begin Raw records

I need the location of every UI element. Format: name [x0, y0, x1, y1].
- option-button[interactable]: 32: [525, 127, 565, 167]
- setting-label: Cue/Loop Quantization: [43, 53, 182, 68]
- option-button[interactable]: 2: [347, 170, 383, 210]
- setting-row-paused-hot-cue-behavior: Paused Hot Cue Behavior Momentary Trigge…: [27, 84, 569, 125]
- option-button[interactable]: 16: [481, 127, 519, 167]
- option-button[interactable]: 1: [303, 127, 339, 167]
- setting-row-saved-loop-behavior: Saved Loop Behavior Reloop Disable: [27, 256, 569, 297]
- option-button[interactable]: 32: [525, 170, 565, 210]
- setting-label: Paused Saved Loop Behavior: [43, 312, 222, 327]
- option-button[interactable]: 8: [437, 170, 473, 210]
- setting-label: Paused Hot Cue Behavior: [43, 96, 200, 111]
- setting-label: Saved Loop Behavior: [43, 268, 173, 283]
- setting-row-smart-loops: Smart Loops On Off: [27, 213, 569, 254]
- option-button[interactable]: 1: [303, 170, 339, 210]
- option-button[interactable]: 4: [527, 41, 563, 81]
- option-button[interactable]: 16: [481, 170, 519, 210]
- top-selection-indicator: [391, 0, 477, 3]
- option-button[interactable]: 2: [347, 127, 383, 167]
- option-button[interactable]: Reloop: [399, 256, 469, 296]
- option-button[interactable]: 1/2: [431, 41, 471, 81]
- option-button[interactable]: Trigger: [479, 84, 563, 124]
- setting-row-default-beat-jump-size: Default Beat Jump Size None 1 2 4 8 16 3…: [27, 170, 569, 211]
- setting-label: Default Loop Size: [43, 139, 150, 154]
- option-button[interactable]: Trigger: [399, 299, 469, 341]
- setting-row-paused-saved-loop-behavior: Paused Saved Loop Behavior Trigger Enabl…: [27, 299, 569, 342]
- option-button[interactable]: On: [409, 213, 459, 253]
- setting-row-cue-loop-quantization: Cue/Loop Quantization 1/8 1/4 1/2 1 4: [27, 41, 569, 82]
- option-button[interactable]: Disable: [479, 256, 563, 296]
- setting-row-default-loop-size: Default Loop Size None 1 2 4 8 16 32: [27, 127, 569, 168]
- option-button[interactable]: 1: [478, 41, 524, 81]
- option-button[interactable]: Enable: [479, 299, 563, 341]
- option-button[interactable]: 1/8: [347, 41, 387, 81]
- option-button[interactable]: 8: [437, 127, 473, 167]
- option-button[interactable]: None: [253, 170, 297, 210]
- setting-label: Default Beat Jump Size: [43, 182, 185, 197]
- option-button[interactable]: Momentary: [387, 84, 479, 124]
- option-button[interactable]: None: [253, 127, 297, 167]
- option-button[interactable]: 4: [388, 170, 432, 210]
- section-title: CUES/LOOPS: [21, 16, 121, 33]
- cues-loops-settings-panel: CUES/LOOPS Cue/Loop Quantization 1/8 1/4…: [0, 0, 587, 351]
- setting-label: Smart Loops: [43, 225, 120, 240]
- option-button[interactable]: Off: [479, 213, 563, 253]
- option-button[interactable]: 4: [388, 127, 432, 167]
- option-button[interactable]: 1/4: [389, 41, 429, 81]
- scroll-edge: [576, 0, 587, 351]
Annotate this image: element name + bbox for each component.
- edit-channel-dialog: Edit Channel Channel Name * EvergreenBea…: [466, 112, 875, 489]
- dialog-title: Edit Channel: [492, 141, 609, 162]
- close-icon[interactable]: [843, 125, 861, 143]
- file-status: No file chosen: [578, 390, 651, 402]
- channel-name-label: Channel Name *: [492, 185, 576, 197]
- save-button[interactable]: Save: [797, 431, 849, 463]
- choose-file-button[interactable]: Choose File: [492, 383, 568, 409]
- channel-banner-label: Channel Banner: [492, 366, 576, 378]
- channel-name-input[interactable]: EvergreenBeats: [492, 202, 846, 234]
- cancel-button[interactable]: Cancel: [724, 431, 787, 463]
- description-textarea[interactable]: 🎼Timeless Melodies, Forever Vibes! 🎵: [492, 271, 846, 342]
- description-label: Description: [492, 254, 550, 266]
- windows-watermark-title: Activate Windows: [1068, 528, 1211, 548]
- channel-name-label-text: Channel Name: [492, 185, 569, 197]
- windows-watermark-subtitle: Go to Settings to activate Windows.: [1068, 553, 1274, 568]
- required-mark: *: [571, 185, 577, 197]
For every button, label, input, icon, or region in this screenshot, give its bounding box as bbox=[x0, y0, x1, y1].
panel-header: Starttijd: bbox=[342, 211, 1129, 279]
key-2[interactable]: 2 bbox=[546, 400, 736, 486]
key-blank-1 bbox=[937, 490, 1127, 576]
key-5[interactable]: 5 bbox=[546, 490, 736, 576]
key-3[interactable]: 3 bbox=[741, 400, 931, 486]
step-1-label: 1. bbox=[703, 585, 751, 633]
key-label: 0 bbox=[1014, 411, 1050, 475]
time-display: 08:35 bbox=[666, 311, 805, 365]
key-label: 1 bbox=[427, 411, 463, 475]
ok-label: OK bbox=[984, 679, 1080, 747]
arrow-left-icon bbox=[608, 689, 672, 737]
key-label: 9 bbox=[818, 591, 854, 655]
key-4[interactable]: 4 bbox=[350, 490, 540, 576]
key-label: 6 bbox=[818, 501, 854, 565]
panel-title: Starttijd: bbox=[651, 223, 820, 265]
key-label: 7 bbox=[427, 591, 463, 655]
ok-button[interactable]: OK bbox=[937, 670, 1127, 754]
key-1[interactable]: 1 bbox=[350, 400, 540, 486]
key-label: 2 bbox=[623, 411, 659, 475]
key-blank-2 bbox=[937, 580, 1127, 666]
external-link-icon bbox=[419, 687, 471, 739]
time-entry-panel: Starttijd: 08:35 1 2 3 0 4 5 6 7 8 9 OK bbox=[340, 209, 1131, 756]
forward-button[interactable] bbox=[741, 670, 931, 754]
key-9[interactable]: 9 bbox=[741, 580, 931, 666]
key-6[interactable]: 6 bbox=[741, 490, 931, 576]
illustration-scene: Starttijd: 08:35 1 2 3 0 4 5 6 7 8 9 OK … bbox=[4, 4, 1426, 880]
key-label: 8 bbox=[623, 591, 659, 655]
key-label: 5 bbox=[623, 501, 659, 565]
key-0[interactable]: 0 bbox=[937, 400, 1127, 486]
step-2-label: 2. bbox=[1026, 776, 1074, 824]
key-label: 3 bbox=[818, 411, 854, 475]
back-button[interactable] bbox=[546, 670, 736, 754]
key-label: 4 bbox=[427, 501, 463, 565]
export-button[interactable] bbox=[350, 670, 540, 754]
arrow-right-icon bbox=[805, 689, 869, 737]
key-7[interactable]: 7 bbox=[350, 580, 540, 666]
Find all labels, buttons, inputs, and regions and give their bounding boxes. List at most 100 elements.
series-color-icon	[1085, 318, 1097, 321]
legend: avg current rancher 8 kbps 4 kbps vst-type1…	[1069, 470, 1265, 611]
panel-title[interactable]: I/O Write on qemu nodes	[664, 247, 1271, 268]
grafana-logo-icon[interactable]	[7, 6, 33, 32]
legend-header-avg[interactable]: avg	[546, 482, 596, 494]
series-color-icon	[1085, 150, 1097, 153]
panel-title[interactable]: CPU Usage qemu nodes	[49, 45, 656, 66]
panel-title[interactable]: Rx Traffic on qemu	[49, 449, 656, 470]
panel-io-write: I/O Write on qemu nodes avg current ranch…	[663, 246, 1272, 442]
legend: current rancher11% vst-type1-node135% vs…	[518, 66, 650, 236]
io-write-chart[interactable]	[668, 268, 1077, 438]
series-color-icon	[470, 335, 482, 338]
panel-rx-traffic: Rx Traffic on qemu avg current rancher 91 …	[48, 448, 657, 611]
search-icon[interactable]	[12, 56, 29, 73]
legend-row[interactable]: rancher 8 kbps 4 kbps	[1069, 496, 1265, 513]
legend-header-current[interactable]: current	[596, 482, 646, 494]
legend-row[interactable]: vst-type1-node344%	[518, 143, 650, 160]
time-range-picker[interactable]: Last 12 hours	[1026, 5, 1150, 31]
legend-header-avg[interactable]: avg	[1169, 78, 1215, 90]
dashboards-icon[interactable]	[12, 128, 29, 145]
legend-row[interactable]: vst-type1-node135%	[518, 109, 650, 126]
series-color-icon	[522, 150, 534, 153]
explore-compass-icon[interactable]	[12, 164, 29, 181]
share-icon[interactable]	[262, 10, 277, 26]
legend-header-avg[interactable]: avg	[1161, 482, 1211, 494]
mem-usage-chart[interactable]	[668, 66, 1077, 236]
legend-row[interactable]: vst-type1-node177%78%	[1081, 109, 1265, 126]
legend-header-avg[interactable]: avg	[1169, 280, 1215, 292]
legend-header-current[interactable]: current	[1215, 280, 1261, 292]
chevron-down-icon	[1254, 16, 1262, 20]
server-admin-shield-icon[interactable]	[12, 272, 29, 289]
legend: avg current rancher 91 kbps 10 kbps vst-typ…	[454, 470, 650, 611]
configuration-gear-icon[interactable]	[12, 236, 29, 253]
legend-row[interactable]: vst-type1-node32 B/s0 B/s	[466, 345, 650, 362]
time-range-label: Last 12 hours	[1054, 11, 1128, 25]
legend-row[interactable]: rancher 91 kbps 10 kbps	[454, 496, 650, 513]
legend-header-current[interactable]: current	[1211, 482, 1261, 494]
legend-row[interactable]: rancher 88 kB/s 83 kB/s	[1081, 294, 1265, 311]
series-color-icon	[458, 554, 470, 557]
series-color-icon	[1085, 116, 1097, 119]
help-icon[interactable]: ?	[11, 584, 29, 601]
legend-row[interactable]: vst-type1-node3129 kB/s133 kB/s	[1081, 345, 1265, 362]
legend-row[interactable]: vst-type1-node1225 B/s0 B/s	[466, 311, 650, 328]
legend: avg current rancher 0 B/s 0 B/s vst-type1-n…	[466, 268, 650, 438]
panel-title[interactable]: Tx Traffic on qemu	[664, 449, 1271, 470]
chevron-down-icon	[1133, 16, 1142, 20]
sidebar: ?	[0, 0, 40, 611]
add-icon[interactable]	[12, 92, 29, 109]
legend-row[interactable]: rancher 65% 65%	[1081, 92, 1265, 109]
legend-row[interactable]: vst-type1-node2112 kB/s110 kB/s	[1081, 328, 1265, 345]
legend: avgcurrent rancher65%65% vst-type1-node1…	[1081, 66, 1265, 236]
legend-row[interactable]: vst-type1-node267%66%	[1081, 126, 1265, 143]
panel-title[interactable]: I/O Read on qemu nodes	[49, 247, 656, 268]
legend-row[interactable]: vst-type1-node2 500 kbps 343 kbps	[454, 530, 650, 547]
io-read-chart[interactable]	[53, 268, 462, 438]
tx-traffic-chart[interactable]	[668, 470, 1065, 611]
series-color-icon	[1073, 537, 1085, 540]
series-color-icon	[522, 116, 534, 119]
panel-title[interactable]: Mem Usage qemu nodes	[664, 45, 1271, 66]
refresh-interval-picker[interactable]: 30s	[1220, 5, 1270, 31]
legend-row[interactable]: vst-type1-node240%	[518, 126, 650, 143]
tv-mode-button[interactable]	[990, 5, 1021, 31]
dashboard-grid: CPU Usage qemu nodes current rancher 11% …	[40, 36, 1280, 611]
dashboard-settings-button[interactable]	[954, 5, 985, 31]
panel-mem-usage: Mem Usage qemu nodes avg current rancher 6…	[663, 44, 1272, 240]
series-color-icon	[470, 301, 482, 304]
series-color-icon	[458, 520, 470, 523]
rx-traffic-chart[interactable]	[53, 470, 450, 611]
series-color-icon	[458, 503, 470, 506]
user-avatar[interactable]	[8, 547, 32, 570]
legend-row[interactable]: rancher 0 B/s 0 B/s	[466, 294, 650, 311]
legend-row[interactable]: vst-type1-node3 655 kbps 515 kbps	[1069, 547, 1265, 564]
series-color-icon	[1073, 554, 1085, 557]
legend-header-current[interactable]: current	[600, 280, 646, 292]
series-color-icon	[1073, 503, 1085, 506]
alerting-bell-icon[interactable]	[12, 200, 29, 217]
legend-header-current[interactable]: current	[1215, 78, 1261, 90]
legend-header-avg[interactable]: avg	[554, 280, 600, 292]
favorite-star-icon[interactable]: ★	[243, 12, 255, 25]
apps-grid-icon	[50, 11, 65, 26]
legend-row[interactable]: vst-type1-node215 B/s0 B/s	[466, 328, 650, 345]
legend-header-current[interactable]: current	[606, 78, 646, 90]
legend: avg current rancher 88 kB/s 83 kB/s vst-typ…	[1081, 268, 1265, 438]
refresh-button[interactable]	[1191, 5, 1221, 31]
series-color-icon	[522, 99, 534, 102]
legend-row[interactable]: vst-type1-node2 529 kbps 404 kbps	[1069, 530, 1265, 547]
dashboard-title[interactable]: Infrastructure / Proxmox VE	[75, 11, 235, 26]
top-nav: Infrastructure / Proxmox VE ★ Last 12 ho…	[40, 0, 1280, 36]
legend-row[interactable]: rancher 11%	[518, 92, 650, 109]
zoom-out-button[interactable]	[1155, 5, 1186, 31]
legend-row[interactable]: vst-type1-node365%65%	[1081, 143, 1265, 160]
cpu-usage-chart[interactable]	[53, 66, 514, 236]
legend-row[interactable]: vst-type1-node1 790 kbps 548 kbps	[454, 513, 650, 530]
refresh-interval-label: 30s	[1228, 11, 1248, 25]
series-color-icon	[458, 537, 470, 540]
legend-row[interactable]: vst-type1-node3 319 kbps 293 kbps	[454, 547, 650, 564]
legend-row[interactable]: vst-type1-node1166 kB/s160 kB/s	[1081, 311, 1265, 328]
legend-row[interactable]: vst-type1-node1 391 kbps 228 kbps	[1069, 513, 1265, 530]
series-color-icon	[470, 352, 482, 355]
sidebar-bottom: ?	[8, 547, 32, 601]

end Raw records

» Problem statement
Rewrite the listing from its start through the line with "- setting-row-default-loop-size: Default", changing every "setting-label" to "row-label" and leaving everything else unchanged.

» Task output
I need the location of every UI element. Format: name [x0, y0, x1, y1].
- option-button[interactable]: 32: [525, 127, 565, 167]
- row-label: Cue/Loop Quantization: [43, 53, 182, 68]
- option-button[interactable]: 2: [347, 170, 383, 210]
- setting-row-paused-hot-cue-behavior: Paused Hot Cue Behavior Momentary Trigge…: [27, 84, 569, 125]
- option-button[interactable]: 16: [481, 127, 519, 167]
- option-button[interactable]: 1: [303, 127, 339, 167]
- setting-row-saved-loop-behavior: Saved Loop Behavior Reloop Disable: [27, 256, 569, 297]
- option-button[interactable]: 32: [525, 170, 565, 210]
- row-label: Paused Saved Loop Behavior: [43, 312, 222, 327]
- option-button[interactable]: 8: [437, 170, 473, 210]
- row-label: Paused Hot Cue Behavior: [43, 96, 200, 111]
- row-label: Saved Loop Behavior: [43, 268, 173, 283]
- setting-row-smart-loops: Smart Loops On Off: [27, 213, 569, 254]
- option-button[interactable]: 1: [303, 170, 339, 210]
- option-button[interactable]: 4: [527, 41, 563, 81]
- option-button[interactable]: 16: [481, 170, 519, 210]
- top-selection-indicator: [391, 0, 477, 3]
- option-button[interactable]: 2: [347, 127, 383, 167]
- option-button[interactable]: Reloop: [399, 256, 469, 296]
- option-button[interactable]: 1/2: [431, 41, 471, 81]
- option-button[interactable]: Trigger: [479, 84, 563, 124]
- setting-row-default-beat-jump-size: Default Beat Jump Size None 1 2 4 8 16 3…: [27, 170, 569, 211]
- row-label: Default Loop Size: [43, 139, 150, 154]
- option-button[interactable]: Trigger: [399, 299, 469, 341]
- setting-row-paused-saved-loop-behavior: Paused Saved Loop Behavior Trigger Enabl…: [27, 299, 569, 342]
- option-button[interactable]: On: [409, 213, 459, 253]
- setting-row-cue-loop-quantization: Cue/Loop Quantization 1/8 1/4 1/2 1 4: [27, 41, 569, 82]
- option-button[interactable]: Disable: [479, 256, 563, 296]
- setting-row-default-loop-size: Default Loop Size None 1 2 4 8 16 32: [27, 127, 569, 168]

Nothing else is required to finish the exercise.